• [Description of the task]:
Which lines below hold the word "rows"? Report each one.

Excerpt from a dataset
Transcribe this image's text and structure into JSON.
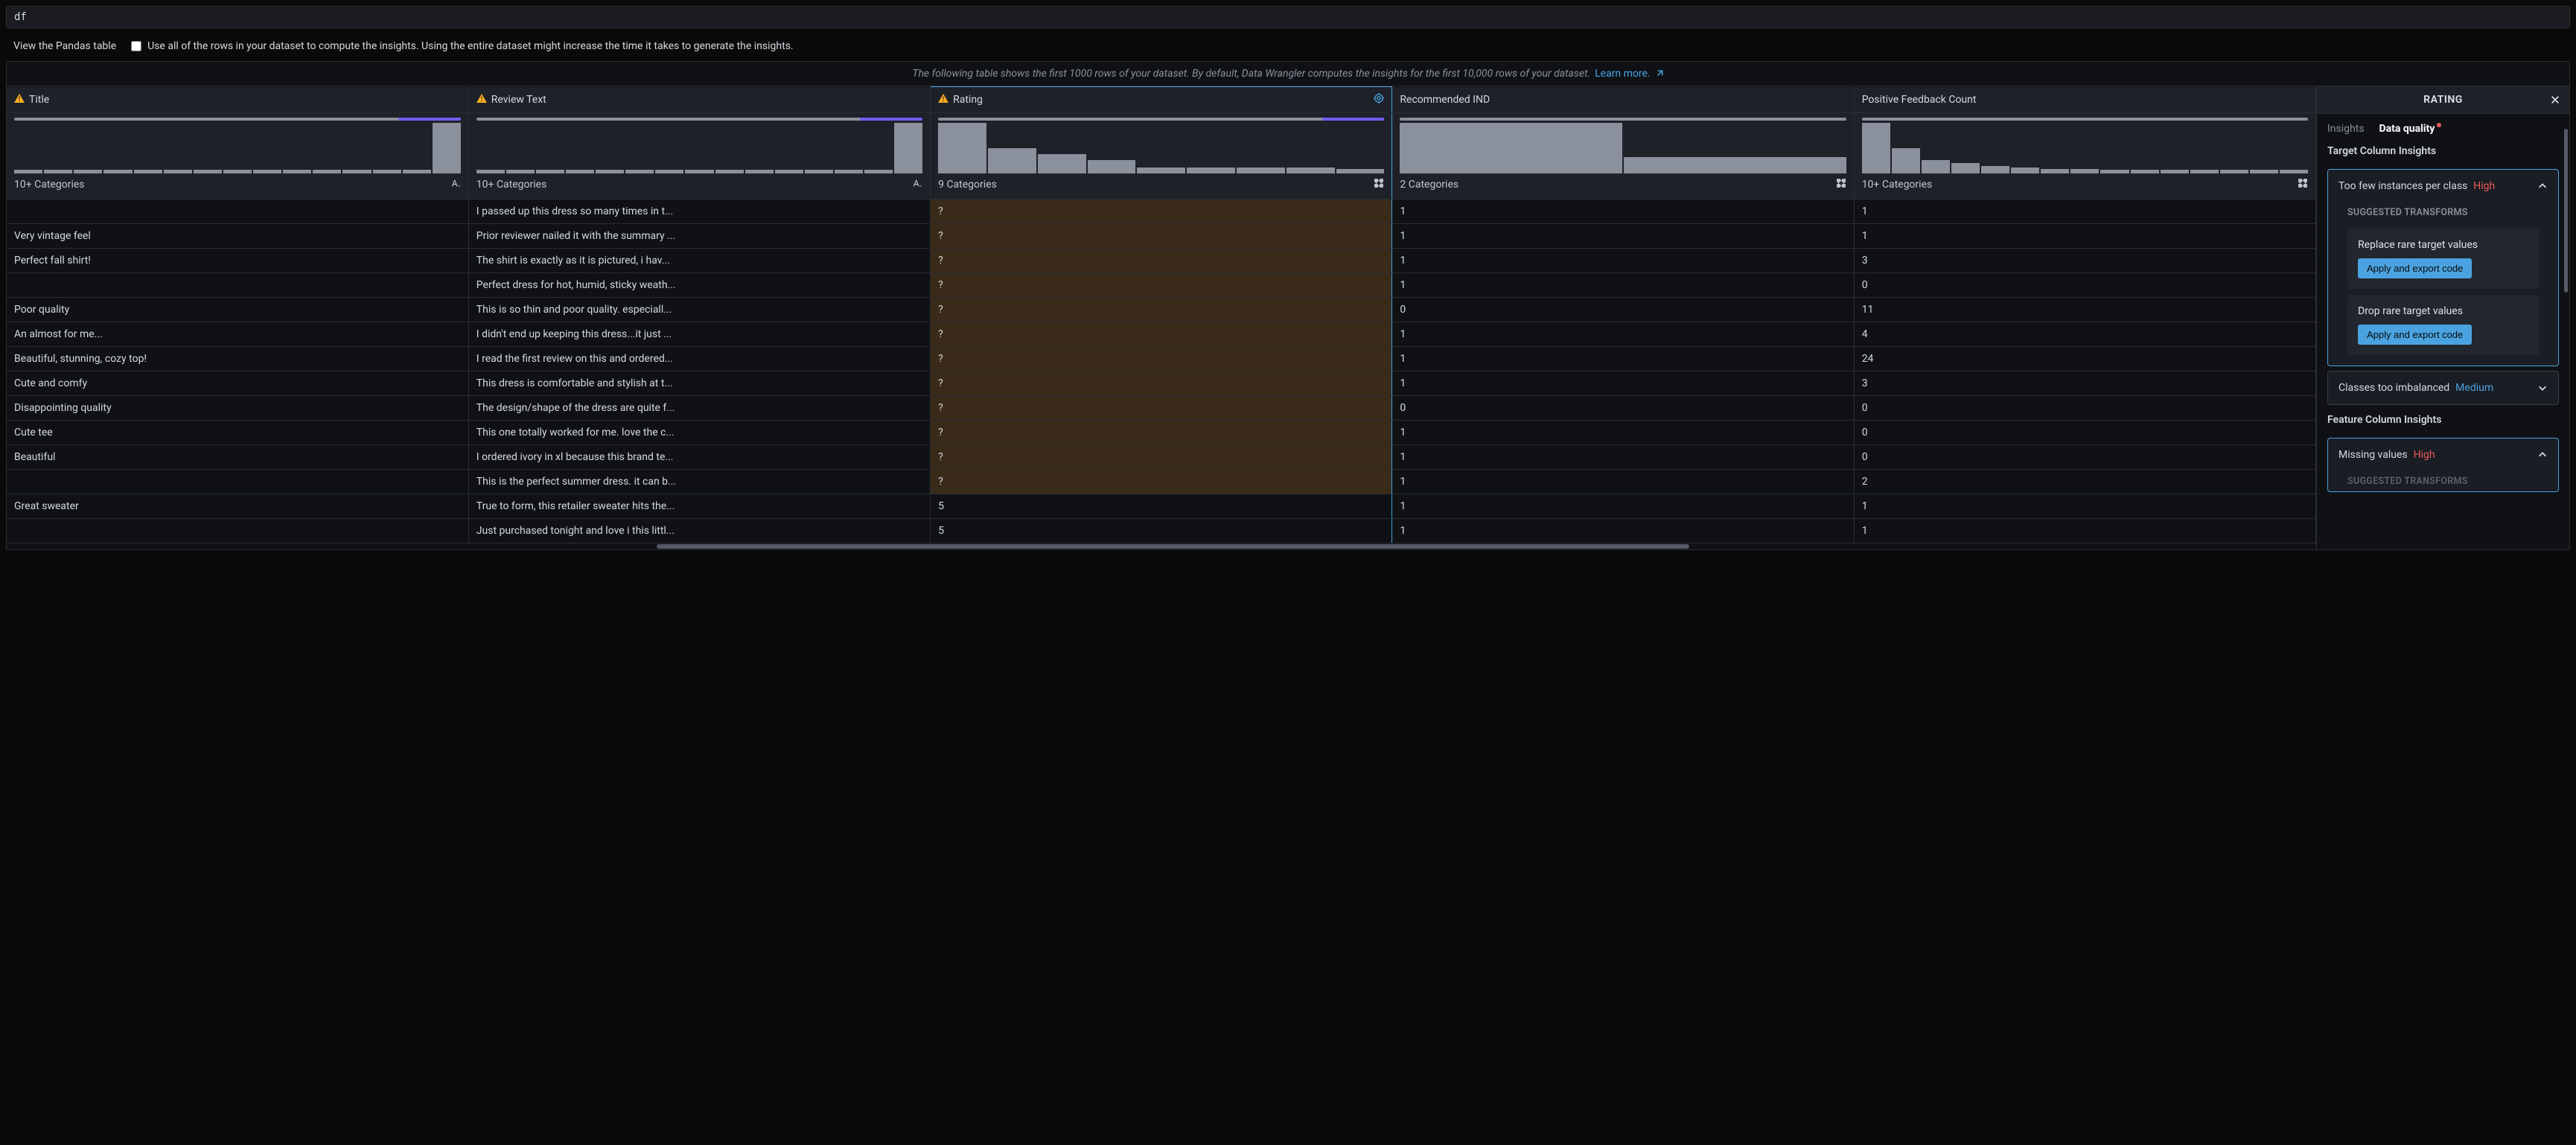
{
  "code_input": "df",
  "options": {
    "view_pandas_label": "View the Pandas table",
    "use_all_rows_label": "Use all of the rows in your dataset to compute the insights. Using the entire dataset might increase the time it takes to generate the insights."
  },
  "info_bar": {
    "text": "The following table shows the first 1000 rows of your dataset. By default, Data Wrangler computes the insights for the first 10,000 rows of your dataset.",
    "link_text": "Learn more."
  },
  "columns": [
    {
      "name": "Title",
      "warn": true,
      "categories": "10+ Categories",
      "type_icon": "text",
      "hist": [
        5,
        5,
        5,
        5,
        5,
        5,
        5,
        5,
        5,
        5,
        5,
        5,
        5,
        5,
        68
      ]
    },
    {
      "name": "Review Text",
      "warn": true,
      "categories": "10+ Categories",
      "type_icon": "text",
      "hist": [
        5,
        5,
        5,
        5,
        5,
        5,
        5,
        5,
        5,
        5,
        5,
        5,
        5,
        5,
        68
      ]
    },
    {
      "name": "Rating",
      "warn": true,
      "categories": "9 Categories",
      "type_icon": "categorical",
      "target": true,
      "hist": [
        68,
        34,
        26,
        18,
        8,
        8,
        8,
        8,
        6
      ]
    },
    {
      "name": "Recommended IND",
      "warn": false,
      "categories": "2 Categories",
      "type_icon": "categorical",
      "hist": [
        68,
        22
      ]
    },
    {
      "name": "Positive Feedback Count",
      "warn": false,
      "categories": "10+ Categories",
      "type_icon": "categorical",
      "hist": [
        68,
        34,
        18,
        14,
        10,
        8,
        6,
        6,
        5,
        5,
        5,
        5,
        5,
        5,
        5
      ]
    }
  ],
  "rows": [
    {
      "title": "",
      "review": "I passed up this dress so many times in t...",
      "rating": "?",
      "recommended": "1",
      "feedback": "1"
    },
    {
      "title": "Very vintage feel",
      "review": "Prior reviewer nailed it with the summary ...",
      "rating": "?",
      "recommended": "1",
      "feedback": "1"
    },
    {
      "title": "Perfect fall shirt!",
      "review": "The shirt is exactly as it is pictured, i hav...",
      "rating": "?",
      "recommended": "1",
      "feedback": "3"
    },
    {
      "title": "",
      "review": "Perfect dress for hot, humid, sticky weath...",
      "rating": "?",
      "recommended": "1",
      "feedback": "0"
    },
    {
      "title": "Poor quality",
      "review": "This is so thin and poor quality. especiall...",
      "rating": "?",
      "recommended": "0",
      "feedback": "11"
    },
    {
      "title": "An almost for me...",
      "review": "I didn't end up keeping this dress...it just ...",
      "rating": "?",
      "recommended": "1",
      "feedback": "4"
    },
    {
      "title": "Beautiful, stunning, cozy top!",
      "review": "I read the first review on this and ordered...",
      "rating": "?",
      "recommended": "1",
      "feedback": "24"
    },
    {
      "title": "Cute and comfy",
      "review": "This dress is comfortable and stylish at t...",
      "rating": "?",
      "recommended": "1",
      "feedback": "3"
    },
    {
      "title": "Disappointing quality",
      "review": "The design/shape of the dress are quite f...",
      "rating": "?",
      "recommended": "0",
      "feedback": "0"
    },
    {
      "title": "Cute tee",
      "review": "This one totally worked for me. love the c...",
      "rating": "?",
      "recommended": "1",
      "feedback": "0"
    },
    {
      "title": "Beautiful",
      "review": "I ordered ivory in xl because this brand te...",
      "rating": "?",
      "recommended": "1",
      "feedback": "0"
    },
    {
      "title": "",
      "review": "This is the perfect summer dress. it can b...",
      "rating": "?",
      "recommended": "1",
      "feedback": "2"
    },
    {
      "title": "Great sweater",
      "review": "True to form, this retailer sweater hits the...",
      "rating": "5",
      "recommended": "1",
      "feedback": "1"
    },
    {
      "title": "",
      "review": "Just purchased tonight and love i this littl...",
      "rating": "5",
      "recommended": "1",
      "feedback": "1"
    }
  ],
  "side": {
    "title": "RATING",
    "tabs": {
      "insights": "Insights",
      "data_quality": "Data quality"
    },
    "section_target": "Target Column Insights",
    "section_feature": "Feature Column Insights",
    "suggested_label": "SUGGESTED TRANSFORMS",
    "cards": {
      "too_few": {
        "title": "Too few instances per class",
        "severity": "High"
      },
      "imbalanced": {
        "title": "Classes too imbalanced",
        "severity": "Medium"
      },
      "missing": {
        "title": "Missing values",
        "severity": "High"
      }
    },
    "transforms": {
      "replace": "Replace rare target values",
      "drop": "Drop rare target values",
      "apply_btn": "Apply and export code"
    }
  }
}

* * *

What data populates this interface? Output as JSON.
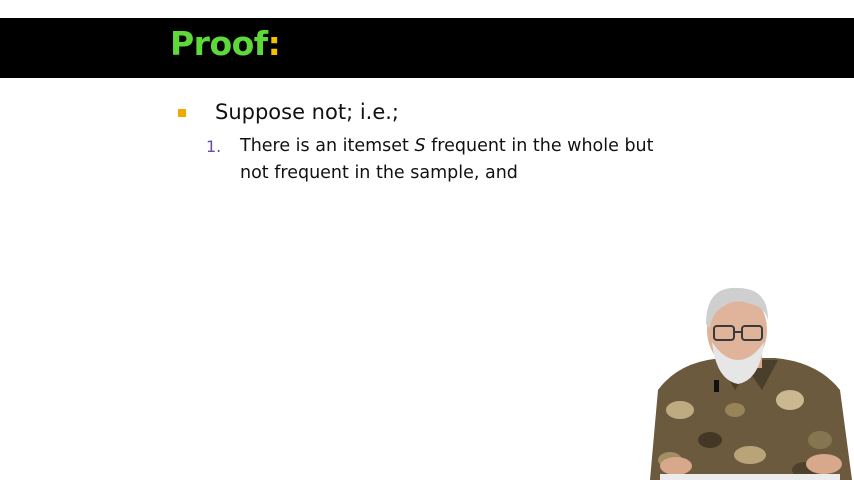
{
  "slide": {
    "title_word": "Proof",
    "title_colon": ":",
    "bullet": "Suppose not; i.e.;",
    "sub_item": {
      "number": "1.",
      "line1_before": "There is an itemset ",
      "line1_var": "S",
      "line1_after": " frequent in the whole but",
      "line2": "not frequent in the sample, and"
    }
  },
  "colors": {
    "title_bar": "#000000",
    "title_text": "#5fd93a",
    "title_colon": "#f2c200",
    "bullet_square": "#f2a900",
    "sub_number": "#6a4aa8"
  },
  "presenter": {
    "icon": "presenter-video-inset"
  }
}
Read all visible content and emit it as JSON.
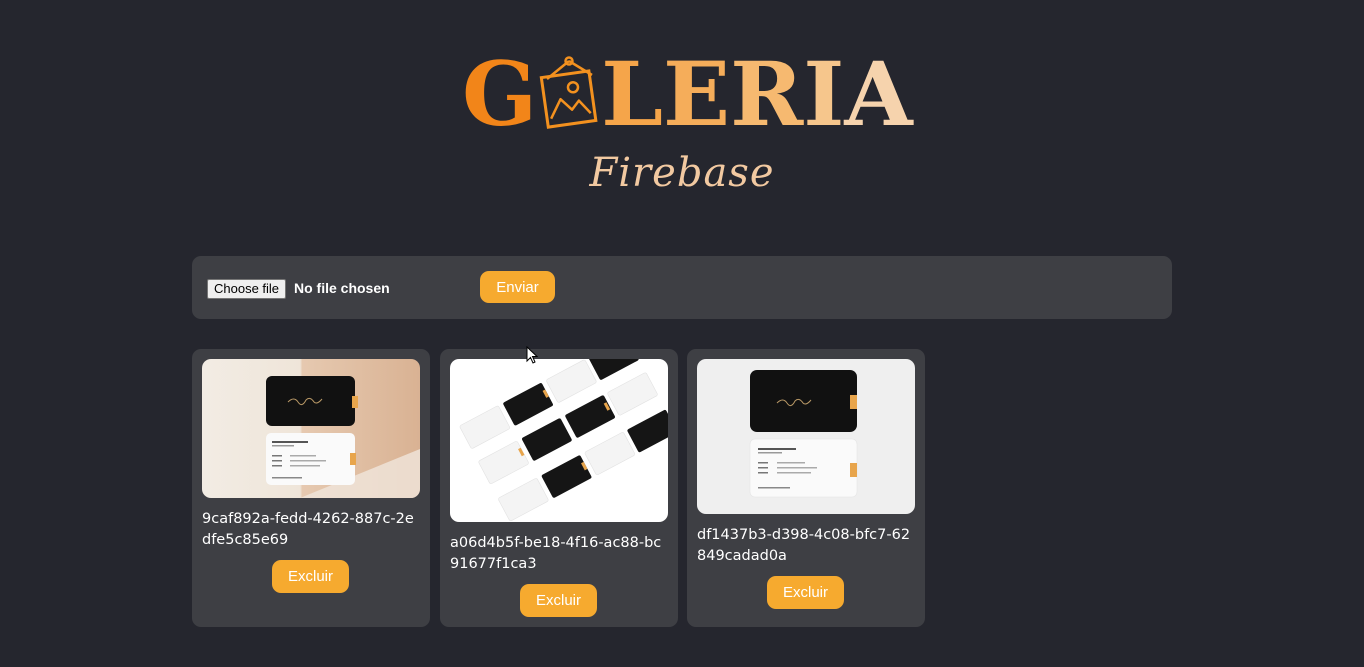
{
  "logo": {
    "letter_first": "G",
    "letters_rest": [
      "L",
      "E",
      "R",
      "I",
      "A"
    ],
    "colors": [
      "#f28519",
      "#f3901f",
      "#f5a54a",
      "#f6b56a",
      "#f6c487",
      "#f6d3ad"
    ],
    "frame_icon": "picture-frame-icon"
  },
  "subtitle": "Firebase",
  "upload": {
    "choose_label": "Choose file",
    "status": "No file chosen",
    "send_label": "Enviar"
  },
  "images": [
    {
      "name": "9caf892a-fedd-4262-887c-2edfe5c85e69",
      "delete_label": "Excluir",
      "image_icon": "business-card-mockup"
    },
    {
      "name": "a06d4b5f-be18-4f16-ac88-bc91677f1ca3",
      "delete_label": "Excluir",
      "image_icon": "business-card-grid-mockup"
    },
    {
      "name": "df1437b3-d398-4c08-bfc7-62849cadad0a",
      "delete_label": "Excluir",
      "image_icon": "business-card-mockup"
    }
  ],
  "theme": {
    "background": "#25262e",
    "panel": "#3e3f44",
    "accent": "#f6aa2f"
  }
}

• [Reply to the task]:
    "use_all_rows_label": "Use all of the rows in your dataset to compute the insights. Using the entire dataset might increase the time it takes to generate the insights."
    "text": "The following table shows the first 1000 rows of your dataset. By default, Data Wrangler computes the insights for the first 10,000 rows of your dataset.",
  "rows": [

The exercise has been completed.